# Direction:
Copy the entries below without changing a character, from the first entry through the line that contains "table-row[interactable]: 2026-000009/1 17.06.2026", including that line.

----------

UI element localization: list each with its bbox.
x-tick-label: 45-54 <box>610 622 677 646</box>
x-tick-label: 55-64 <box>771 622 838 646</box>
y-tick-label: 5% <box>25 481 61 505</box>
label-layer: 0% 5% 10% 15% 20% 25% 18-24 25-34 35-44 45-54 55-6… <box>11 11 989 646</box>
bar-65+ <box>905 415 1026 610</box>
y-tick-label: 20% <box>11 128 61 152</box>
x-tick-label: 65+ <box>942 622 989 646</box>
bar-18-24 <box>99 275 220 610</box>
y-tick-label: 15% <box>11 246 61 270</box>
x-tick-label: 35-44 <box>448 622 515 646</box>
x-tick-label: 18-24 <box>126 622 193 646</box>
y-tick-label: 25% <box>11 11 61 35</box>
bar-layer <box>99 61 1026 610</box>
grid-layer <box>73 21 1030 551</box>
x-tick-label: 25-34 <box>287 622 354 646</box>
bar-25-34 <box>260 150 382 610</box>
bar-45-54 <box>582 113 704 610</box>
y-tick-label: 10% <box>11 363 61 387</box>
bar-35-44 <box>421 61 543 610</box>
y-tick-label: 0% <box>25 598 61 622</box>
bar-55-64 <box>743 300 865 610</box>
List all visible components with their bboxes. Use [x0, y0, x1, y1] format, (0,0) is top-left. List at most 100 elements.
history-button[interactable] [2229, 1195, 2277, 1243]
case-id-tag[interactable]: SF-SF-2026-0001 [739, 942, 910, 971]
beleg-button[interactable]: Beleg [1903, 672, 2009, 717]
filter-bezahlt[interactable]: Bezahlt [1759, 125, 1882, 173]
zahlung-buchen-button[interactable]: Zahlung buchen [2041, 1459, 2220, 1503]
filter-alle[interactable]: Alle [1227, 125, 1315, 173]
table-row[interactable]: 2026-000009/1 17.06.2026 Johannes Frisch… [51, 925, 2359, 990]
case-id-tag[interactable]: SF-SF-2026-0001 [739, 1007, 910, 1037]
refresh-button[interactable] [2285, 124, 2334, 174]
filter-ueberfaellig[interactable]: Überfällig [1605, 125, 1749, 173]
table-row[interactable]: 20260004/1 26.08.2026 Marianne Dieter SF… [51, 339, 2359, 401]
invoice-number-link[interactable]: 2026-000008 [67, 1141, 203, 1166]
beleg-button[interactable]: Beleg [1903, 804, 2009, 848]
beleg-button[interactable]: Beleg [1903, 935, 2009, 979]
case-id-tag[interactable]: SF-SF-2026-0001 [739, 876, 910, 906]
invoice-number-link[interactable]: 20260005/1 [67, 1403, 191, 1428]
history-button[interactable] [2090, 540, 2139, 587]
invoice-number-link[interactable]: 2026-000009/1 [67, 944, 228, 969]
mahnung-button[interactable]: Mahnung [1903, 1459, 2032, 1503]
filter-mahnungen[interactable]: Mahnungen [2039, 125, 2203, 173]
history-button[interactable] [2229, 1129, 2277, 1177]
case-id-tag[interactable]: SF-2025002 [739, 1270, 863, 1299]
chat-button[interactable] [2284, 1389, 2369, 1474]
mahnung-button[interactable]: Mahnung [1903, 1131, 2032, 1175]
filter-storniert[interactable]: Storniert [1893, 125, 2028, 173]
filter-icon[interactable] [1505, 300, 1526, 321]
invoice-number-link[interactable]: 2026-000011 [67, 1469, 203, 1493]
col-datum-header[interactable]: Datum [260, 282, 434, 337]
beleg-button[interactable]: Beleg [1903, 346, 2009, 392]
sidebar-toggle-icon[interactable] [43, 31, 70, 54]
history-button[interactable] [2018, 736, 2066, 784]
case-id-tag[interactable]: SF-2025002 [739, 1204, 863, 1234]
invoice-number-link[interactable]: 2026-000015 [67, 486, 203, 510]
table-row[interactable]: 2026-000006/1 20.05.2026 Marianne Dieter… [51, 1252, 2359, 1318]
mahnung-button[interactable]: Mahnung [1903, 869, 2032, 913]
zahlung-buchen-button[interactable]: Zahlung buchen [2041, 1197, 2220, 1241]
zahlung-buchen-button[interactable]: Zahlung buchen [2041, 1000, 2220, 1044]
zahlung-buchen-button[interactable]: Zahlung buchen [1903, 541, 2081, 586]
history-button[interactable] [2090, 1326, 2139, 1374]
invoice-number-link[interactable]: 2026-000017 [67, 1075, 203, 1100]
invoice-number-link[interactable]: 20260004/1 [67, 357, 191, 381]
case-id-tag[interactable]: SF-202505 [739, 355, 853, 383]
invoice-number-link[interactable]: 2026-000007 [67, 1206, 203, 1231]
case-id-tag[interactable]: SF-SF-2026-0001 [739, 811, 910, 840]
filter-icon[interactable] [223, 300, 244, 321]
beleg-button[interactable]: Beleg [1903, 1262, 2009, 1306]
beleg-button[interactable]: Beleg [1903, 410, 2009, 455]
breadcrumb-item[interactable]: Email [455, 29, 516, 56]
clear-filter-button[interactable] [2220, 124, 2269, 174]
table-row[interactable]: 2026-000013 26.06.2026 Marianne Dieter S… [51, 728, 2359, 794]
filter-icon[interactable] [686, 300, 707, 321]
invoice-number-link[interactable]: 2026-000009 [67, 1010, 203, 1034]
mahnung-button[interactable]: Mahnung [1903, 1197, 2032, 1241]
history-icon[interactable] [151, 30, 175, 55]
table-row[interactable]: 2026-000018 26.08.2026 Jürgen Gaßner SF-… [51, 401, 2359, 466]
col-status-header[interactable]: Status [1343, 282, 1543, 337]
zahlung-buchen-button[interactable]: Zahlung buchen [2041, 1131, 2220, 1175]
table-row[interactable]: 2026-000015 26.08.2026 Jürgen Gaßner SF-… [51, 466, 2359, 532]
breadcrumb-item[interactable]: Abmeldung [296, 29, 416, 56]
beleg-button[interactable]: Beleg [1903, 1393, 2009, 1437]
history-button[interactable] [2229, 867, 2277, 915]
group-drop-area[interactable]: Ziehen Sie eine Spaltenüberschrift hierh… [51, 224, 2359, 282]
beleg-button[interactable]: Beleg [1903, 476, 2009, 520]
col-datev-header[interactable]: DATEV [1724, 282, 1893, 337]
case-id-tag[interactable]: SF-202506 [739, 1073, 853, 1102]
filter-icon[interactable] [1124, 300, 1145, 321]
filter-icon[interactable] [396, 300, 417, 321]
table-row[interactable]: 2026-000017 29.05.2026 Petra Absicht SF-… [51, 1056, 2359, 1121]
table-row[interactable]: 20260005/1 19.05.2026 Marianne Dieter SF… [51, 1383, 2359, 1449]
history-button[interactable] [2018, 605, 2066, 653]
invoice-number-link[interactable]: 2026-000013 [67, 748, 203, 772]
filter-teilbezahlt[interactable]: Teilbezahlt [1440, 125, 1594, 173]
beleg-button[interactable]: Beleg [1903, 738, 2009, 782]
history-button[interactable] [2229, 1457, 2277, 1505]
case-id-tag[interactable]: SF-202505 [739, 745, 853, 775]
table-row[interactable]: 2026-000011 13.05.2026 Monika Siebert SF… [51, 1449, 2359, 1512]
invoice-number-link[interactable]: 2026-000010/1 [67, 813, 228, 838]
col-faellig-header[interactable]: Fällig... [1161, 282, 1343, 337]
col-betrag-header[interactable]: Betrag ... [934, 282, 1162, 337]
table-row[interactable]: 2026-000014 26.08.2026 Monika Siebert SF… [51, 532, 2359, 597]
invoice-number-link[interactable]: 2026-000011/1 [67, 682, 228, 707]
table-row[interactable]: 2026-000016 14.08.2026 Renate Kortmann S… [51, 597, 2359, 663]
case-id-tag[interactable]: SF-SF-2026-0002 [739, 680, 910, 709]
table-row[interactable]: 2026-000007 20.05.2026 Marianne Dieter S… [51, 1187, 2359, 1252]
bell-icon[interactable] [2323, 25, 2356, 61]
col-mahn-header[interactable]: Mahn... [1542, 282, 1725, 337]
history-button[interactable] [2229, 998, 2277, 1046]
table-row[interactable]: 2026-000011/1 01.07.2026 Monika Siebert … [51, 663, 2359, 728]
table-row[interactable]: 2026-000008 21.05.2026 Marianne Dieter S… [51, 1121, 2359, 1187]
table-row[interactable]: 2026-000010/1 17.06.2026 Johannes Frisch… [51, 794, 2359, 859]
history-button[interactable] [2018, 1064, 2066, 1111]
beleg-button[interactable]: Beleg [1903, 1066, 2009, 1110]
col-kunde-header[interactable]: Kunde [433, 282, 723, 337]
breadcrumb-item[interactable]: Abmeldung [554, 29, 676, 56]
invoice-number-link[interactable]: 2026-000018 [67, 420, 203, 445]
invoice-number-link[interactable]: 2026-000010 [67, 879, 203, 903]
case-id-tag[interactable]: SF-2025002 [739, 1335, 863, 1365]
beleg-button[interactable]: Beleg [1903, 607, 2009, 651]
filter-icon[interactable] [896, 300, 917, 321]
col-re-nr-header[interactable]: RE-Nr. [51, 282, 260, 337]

----------

# Exercise result:
UI element localization: list each with its bbox.
x-tick-label: 45-54 <box>610 622 677 646</box>
x-tick-label: 55-64 <box>771 622 838 646</box>
y-tick-label: 5% <box>25 481 61 505</box>
label-layer: 0% 5% 10% 15% 20% 25% 18-24 25-34 35-44 45-54 55-6… <box>11 11 989 646</box>
bar-65+ <box>905 415 1026 610</box>
y-tick-label: 20% <box>11 128 61 152</box>
x-tick-label: 65+ <box>942 622 989 646</box>
bar-18-24 <box>99 275 220 610</box>
y-tick-label: 15% <box>11 246 61 270</box>
x-tick-label: 35-44 <box>448 622 515 646</box>
x-tick-label: 18-24 <box>126 622 193 646</box>
y-tick-label: 25% <box>11 11 61 35</box>
bar-layer <box>99 61 1026 610</box>
grid-layer <box>73 21 1030 551</box>
x-tick-label: 25-34 <box>287 622 354 646</box>
bar-25-34 <box>260 150 382 610</box>
bar-45-54 <box>582 113 704 610</box>
y-tick-label: 10% <box>11 363 61 387</box>
bar-35-44 <box>421 61 543 610</box>
y-tick-label: 0% <box>25 598 61 622</box>
bar-55-64 <box>743 300 865 610</box>
List all visible components with their bboxes. Use [x0, y0, x1, y1] format, (0,0) is top-left. List at most 100 elements.
history-button[interactable] [2229, 1195, 2277, 1243]
case-id-tag[interactable]: SF-SF-2026-0001 [739, 942, 910, 971]
beleg-button[interactable]: Beleg [1903, 672, 2009, 717]
filter-bezahlt[interactable]: Bezahlt [1759, 125, 1882, 173]
zahlung-buchen-button[interactable]: Zahlung buchen [2041, 1459, 2220, 1503]
filter-alle[interactable]: Alle [1227, 125, 1315, 173]
table-row[interactable]: 2026-000009/1 17.06.2026 Johannes Frisch… [51, 925, 2359, 990]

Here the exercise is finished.